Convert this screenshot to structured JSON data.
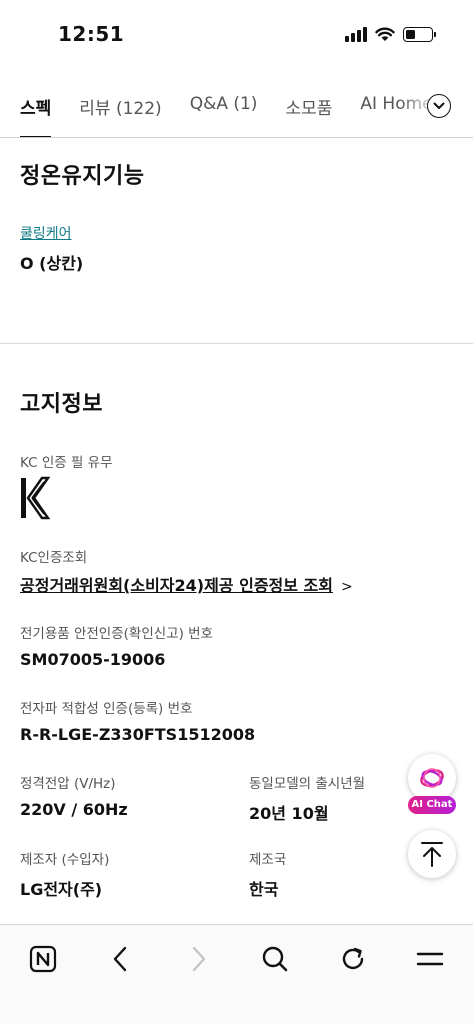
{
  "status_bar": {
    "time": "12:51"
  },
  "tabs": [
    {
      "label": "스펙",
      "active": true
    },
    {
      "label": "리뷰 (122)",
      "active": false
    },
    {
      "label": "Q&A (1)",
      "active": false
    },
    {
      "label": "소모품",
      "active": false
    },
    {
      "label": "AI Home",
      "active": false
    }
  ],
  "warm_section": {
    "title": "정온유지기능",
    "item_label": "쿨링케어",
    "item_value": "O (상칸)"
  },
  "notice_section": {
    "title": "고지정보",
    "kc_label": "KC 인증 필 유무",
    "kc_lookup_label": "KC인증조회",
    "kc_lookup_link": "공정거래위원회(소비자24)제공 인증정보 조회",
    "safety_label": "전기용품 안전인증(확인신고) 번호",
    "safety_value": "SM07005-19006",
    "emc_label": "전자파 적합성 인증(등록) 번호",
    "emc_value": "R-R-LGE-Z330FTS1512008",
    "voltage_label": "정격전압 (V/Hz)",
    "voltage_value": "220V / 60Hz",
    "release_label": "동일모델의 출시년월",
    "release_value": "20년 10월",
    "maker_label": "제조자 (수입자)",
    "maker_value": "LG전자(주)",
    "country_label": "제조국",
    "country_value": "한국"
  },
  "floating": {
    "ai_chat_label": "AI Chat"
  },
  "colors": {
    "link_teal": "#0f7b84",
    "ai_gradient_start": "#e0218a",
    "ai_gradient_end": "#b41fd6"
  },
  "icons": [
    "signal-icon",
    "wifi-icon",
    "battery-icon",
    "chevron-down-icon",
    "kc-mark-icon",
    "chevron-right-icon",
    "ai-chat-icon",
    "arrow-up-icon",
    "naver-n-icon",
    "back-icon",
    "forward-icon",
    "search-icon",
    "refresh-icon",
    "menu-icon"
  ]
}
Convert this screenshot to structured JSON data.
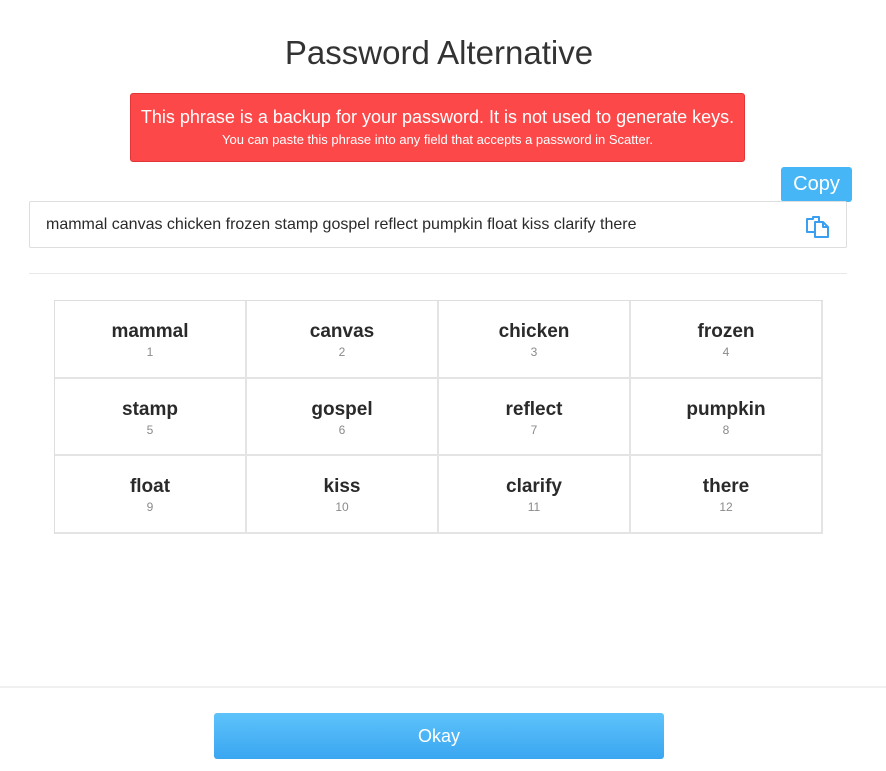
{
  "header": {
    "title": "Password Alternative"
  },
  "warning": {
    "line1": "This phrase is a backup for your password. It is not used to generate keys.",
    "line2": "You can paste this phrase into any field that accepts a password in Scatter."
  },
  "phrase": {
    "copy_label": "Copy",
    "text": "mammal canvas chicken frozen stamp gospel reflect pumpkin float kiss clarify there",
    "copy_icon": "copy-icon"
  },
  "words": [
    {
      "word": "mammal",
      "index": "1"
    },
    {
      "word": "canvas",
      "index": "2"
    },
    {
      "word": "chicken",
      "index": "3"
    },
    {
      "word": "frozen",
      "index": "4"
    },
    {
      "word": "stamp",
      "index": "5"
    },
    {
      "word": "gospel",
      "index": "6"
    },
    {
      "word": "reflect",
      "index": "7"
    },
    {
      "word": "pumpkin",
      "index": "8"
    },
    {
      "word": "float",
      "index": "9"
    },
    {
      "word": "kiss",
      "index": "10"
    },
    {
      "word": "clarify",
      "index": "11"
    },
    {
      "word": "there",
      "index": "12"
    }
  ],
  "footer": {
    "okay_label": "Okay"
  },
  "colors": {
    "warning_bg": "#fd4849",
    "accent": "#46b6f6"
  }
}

———

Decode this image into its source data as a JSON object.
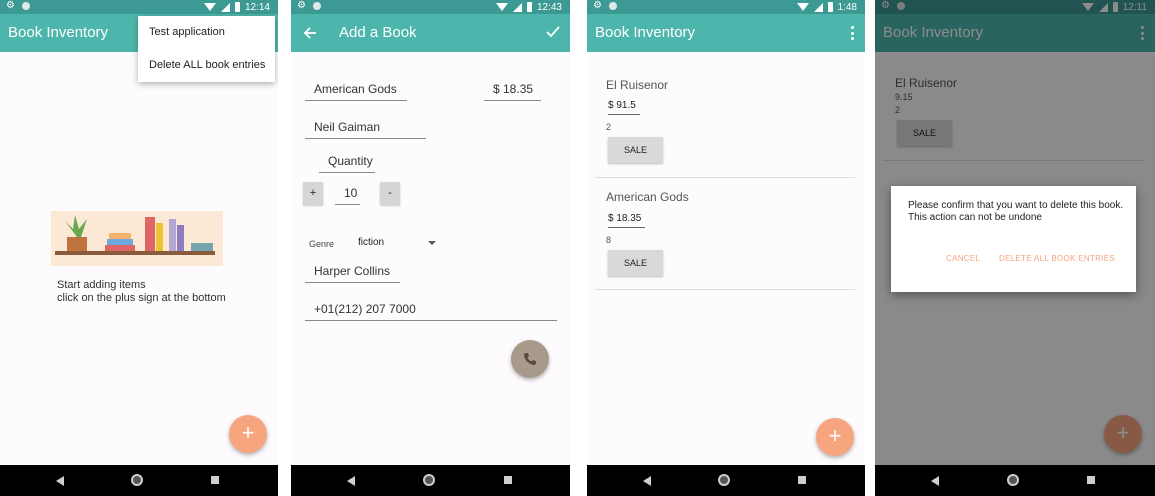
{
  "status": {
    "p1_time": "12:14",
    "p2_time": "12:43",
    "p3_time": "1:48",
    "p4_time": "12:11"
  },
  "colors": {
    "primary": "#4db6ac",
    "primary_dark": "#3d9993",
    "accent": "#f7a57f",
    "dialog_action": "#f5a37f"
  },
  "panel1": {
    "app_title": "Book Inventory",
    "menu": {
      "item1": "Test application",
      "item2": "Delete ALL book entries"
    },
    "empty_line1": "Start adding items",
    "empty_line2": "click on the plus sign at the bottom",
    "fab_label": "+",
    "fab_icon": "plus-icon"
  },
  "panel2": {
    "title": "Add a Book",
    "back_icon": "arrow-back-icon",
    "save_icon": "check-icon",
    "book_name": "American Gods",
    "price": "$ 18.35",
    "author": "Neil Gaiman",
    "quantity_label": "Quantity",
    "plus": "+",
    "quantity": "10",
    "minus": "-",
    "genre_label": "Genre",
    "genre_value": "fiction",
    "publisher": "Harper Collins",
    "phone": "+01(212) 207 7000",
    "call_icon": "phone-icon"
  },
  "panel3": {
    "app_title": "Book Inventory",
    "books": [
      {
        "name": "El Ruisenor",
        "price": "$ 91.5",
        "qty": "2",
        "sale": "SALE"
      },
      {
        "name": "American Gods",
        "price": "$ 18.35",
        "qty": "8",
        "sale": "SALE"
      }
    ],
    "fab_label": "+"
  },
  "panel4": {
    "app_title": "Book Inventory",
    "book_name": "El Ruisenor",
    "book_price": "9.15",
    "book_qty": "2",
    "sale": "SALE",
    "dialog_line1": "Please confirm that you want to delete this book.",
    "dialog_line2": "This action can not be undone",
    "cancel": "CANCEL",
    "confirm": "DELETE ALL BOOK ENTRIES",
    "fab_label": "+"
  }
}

———

WORK INSTRUCTIONS:
Read the entries and pick out all lines that include the word "American".

RESULT:
    "book_name": "American Gods",
        "name": "American Gods",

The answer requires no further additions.